- _PROVIDED MATERIAL_
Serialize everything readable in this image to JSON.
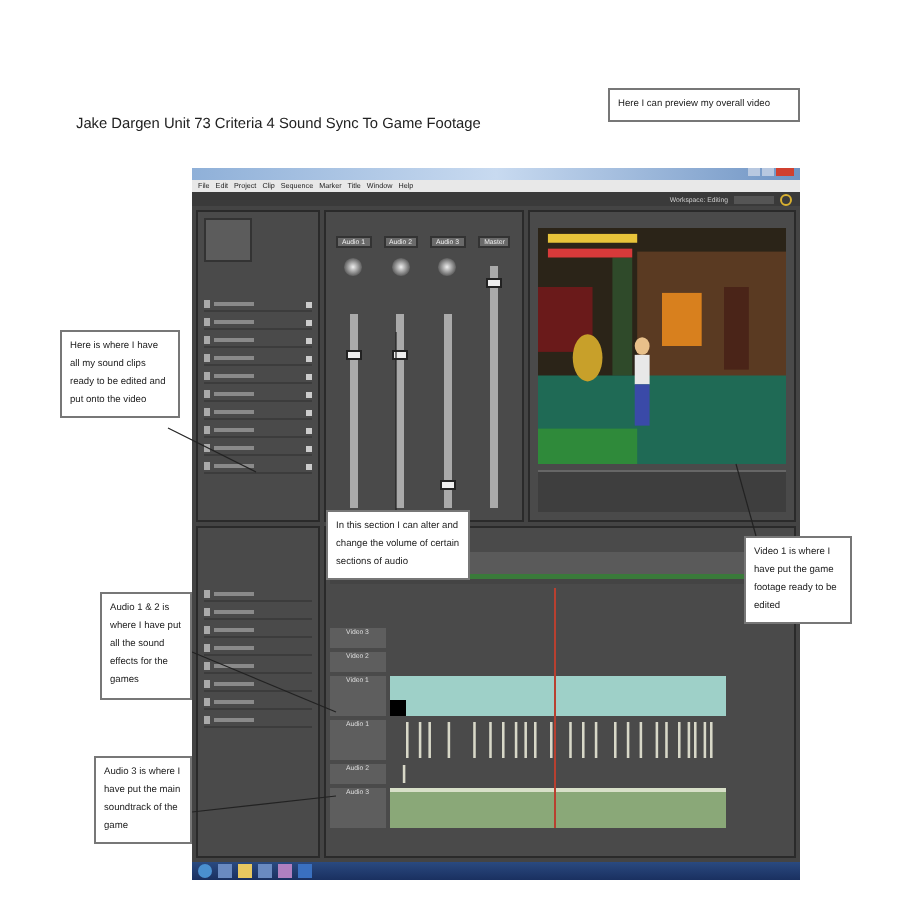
{
  "title": "Jake Dargen Unit 73 Criteria 4 Sound Sync To Game Footage",
  "callouts": [
    {
      "text": "Here I can preview my overall video"
    },
    {
      "text": "Here is where I have all my sound clips ready to be edited and put onto the video"
    },
    {
      "text": "In this section I can alter and change the volume of certain sections of audio"
    },
    {
      "text": "Video 1 is where I have put the game footage ready to be edited"
    },
    {
      "text": "Audio 1 & 2 is where I have put all the sound effects for the games"
    },
    {
      "text": "Audio 3 is where I have put the main soundtrack of the game"
    }
  ],
  "app": {
    "menu": [
      "File",
      "Edit",
      "Project",
      "Clip",
      "Sequence",
      "Marker",
      "Title",
      "Window",
      "Help"
    ],
    "workspace": "Workspace: Editing",
    "mixer": [
      {
        "name": "Audio 1",
        "level": 0.8
      },
      {
        "name": "Audio 2",
        "level": 0.8
      },
      {
        "name": "Audio 3",
        "level": 0.1
      },
      {
        "name": "Master",
        "level": 0.95
      }
    ],
    "tracks": [
      {
        "name": "Video 3",
        "kind": "empty"
      },
      {
        "name": "Video 2",
        "kind": "empty"
      },
      {
        "name": "Video 1",
        "kind": "video"
      },
      {
        "name": "Audio 1",
        "kind": "sfx"
      },
      {
        "name": "Audio 2",
        "kind": "sfx_single"
      },
      {
        "name": "Audio 3",
        "kind": "music"
      }
    ]
  }
}
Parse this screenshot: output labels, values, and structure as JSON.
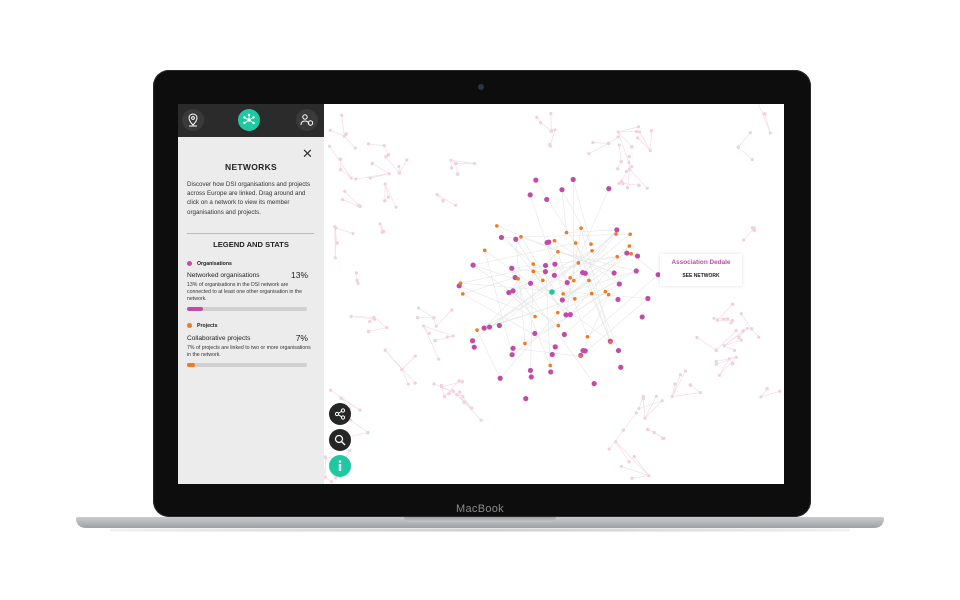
{
  "device": {
    "brand_label": "MacBook"
  },
  "toolbar": {
    "icons": [
      "map-pin-icon",
      "network-icon",
      "organisations-icon"
    ],
    "active": "network-icon",
    "accent": "#1fc8a0"
  },
  "panel": {
    "title": "NETWORKS",
    "intro": "Discover how DSI organisations and projects across Europe are linked. Drag around and click on a network to view its member organisations and projects.",
    "legend_title": "LEGEND AND STATS",
    "organisations": {
      "category": "Organisations",
      "color": "#c24aa8",
      "stat_label": "Networked organisations",
      "stat_value": "13%",
      "fraction": 0.13,
      "description": "13% of organisations in the DSI network are connected to at least one other organisation in the network."
    },
    "projects": {
      "category": "Projects",
      "color": "#f07a1f",
      "stat_label": "Collaborative projects",
      "stat_value": "7%",
      "fraction": 0.07,
      "description": "7% of projects are linked to two or more organisations in the network."
    }
  },
  "tooltip": {
    "name": "Association Dedale",
    "button_label": "SEE NETWORK"
  },
  "graph": {
    "faded_color": "#f2cfe0",
    "selected_color": "#1fc8a0"
  },
  "actions": {
    "icons": [
      "share-icon",
      "search-icon",
      "info-icon"
    ]
  }
}
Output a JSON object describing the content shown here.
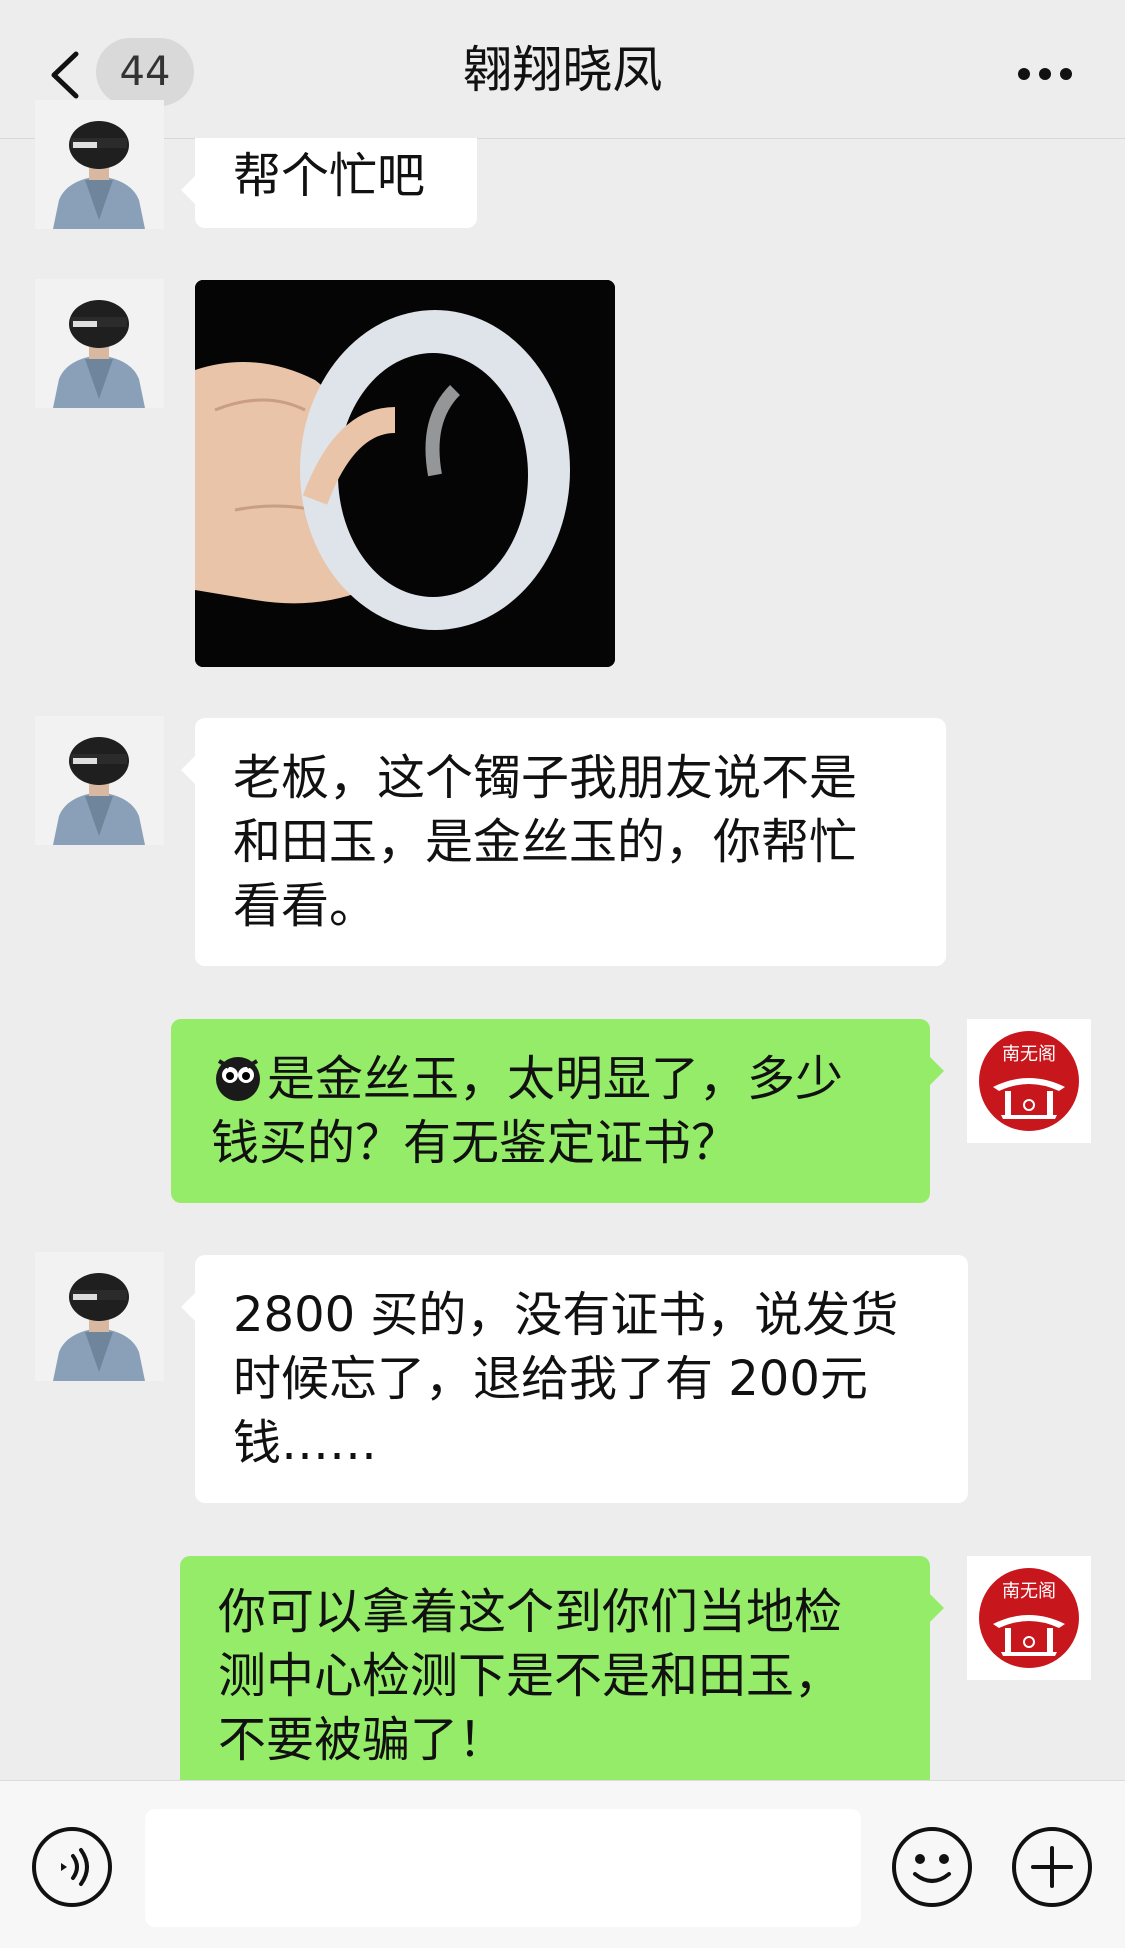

- _CHALLENGE_
Leave the images out, please, and restate each line word for word.

- _REPLY_
Serialize everything readable in this image to JSON.
{
  "title": "Jake Dargen Unit 73 Criteria 4 Sound Sync To Game Footage",
  "callouts": [
    {
      "text": "Here I can preview my overall video"
    },
    {
      "text": "Here is where I have all my sound clips ready to be edited and put onto the video"
    },
    {
      "text": "In this section I can alter and change the volume of certain sections of audio"
    },
    {
      "text": "Video 1 is where I have put the game footage ready to be edited"
    },
    {
      "text": "Audio 1 & 2 is where I have put all the sound effects for the games"
    },
    {
      "text": "Audio 3 is where I have put the main soundtrack of the game"
    }
  ],
  "app": {
    "menu": [
      "File",
      "Edit",
      "Project",
      "Clip",
      "Sequence",
      "Marker",
      "Title",
      "Window",
      "Help"
    ],
    "workspace": "Workspace: Editing",
    "mixer": [
      {
        "name": "Audio 1",
        "level": 0.8
      },
      {
        "name": "Audio 2",
        "level": 0.8
      },
      {
        "name": "Audio 3",
        "level": 0.1
      },
      {
        "name": "Master",
        "level": 0.95
      }
    ],
    "tracks": [
      {
        "name": "Video 3",
        "kind": "empty"
      },
      {
        "name": "Video 2",
        "kind": "empty"
      },
      {
        "name": "Video 1",
        "kind": "video"
      },
      {
        "name": "Audio 1",
        "kind": "sfx"
      },
      {
        "name": "Audio 2",
        "kind": "sfx_single"
      },
      {
        "name": "Audio 3",
        "kind": "music"
      }
    ]
  }
}
Parse this screenshot: output labels, values, and structure as JSON.
{
  "device": {
    "brand_label": "MacBook"
  },
  "toolbar": {
    "icons": [
      "map-pin-icon",
      "network-icon",
      "organisations-icon"
    ],
    "active": "network-icon",
    "accent": "#1fc8a0"
  },
  "panel": {
    "title": "NETWORKS",
    "intro": "Discover how DSI organisations and projects across Europe are linked. Drag around and click on a network to view its member organisations and projects.",
    "legend_title": "LEGEND AND STATS",
    "organisations": {
      "category": "Organisations",
      "color": "#c24aa8",
      "stat_label": "Networked organisations",
      "stat_value": "13%",
      "fraction": 0.13,
      "description": "13% of organisations in the DSI network are connected to at least one other organisation in the network."
    },
    "projects": {
      "category": "Projects",
      "color": "#f07a1f",
      "stat_label": "Collaborative projects",
      "stat_value": "7%",
      "fraction": 0.07,
      "description": "7% of projects are linked to two or more organisations in the network."
    }
  },
  "tooltip": {
    "name": "Association Dedale",
    "button_label": "SEE NETWORK"
  },
  "graph": {
    "faded_color": "#f2cfe0",
    "selected_color": "#1fc8a0"
  },
  "actions": {
    "icons": [
      "share-icon",
      "search-icon",
      "info-icon"
    ]
  }
}
Output a JSON object describing the content shown here.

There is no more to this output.